SET EXERCISE — Transcribe all of the data exactly. Omit the pictures.

ENTRIES PROVIDED —
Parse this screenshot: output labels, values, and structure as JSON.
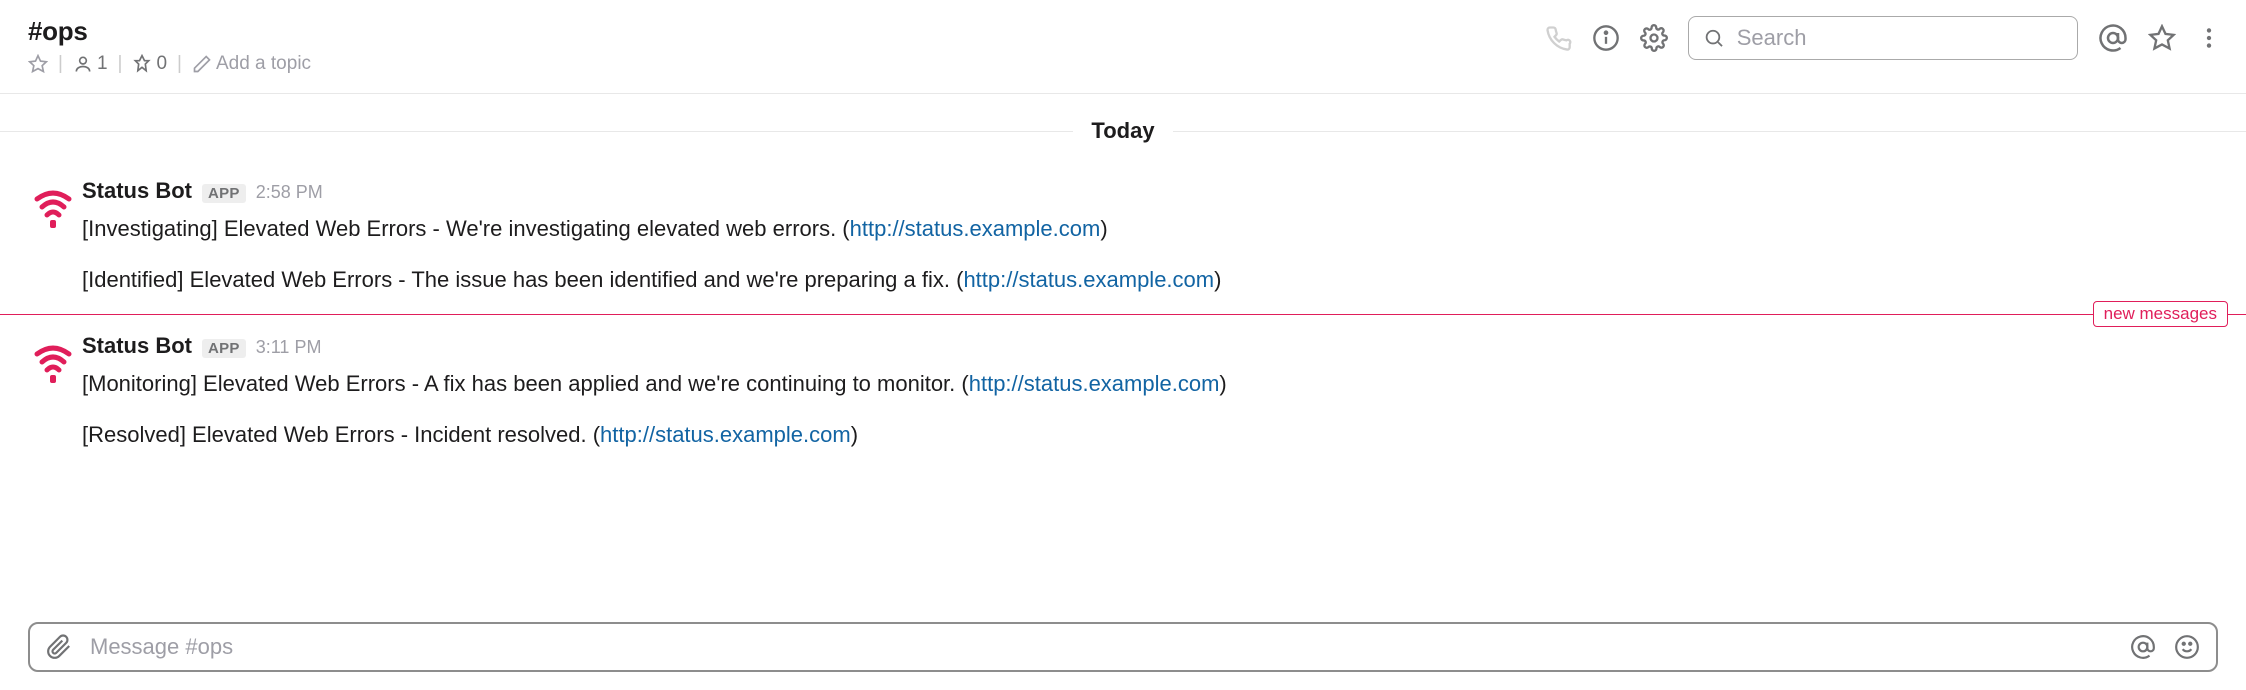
{
  "channel": {
    "name": "#ops",
    "member_count": "1",
    "pin_count": "0",
    "topic_placeholder": "Add a topic"
  },
  "search": {
    "placeholder": "Search"
  },
  "date_divider": "Today",
  "new_divider_label": "new messages",
  "app_badge": "APP",
  "blocks": [
    {
      "sender": "Status Bot",
      "timestamp": "2:58 PM",
      "messages": [
        {
          "text_pre": "[Investigating] Elevated Web Errors - We're investigating elevated web errors. (",
          "link": "http://status.example.com",
          "text_post": ")"
        },
        {
          "text_pre": "[Identified] Elevated Web Errors - The issue has been identified and we're preparing a fix. (",
          "link": "http://status.example.com",
          "text_post": ")"
        }
      ]
    },
    {
      "sender": "Status Bot",
      "timestamp": "3:11 PM",
      "messages": [
        {
          "text_pre": "[Monitoring] Elevated Web Errors - A fix has been applied and we're continuing to monitor. (",
          "link": "http://status.example.com",
          "text_post": ")"
        },
        {
          "text_pre": "[Resolved] Elevated Web Errors - Incident resolved. (",
          "link": "http://status.example.com",
          "text_post": ")"
        }
      ]
    }
  ],
  "composer": {
    "placeholder": "Message #ops"
  }
}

WRITTEN SOLUTION —
Parse this screenshot: output labels, values, and structure as JSON.
{
  "channel": {
    "name": "#ops",
    "member_count": "1",
    "pin_count": "0",
    "topic_placeholder": "Add a topic"
  },
  "search": {
    "placeholder": "Search"
  },
  "date_divider": "Today",
  "new_divider_label": "new messages",
  "app_badge": "APP",
  "blocks": [
    {
      "sender": "Status Bot",
      "timestamp": "2:58 PM",
      "messages": [
        {
          "text_pre": "[Investigating] Elevated Web Errors - We're investigating elevated web errors. (",
          "link": "http://status.example.com",
          "text_post": ")"
        },
        {
          "text_pre": "[Identified] Elevated Web Errors - The issue has been identified and we're preparing a fix. (",
          "link": "http://status.example.com",
          "text_post": ")"
        }
      ]
    },
    {
      "sender": "Status Bot",
      "timestamp": "3:11 PM",
      "messages": [
        {
          "text_pre": "[Monitoring] Elevated Web Errors - A fix has been applied and we're continuing to monitor. (",
          "link": "http://status.example.com",
          "text_post": ")"
        },
        {
          "text_pre": "[Resolved] Elevated Web Errors - Incident resolved. (",
          "link": "http://status.example.com",
          "text_post": ")"
        }
      ]
    }
  ],
  "composer": {
    "placeholder": "Message #ops"
  }
}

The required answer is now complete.